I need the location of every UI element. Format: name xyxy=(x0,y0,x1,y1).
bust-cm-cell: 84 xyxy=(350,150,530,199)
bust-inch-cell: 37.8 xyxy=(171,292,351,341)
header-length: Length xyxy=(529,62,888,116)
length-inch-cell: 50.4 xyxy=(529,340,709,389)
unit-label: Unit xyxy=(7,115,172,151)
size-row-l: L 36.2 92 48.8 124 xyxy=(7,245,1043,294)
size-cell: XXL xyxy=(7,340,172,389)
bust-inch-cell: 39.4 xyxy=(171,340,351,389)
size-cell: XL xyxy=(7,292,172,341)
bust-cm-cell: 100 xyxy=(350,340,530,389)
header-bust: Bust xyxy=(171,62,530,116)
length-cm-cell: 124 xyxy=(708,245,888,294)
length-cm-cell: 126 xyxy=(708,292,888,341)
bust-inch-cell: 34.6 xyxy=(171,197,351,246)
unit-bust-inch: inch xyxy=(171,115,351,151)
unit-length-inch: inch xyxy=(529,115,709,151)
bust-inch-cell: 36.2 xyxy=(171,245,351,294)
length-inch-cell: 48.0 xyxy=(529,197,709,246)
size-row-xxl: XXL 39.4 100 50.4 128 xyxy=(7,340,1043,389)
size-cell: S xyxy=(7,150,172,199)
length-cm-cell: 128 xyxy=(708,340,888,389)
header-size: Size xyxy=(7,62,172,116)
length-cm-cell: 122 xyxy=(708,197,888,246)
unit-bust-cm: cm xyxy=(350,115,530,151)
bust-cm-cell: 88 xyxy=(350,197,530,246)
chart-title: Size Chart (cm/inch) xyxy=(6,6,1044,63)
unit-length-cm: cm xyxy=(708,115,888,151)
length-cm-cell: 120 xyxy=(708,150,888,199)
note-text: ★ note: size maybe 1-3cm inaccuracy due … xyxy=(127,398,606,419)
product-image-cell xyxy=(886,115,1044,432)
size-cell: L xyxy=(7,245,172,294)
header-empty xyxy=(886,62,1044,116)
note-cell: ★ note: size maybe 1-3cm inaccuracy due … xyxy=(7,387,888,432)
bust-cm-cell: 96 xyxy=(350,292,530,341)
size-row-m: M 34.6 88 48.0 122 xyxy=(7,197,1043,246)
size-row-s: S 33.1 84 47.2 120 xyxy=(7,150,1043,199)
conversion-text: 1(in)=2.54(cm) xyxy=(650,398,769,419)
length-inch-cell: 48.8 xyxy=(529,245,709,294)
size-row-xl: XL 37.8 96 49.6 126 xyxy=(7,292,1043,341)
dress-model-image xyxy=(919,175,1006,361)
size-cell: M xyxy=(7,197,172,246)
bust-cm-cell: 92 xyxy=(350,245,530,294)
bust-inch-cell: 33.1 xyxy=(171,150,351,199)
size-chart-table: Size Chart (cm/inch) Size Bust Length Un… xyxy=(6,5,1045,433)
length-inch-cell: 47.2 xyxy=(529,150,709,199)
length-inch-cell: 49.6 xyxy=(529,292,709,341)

# What the task asks
Format the material above, from its first line through the line containing "bust-inch-cell: 34.6 xyxy=(171,197,351,246)", as a Markdown table with the columns Number and Text. Give each line its own numbered row and omit blank lines.

# Exercise answer
| Number | Text |
|---|---|
| 1 | I need the location of every UI element. Format: name xyxy=(x0,y0,x1,y1). |
| 2 | bust-cm-cell: 84 xyxy=(350,150,530,199) |
| 3 | bust-inch-cell: 37.8 xyxy=(171,292,351,341) |
| 4 | header-length: Length xyxy=(529,62,888,116) |
| 5 | length-inch-cell: 50.4 xyxy=(529,340,709,389) |
| 6 | unit-label: Unit xyxy=(7,115,172,151) |
| 7 | size-row-l: L 36.2 92 48.8 124 xyxy=(7,245,1043,294) |
| 8 | size-cell: XXL xyxy=(7,340,172,389) |
| 9 | bust-inch-cell: 39.4 xyxy=(171,340,351,389) |
| 10 | size-cell: XL xyxy=(7,292,172,341) |
| 11 | bust-cm-cell: 100 xyxy=(350,340,530,389) |
| 12 | header-bust: Bust xyxy=(171,62,530,116) |
| 13 | length-cm-cell: 124 xyxy=(708,245,888,294) |
| 14 | length-cm-cell: 126 xyxy=(708,292,888,341) |
| 15 | bust-inch-cell: 34.6 xyxy=(171,197,351,246) |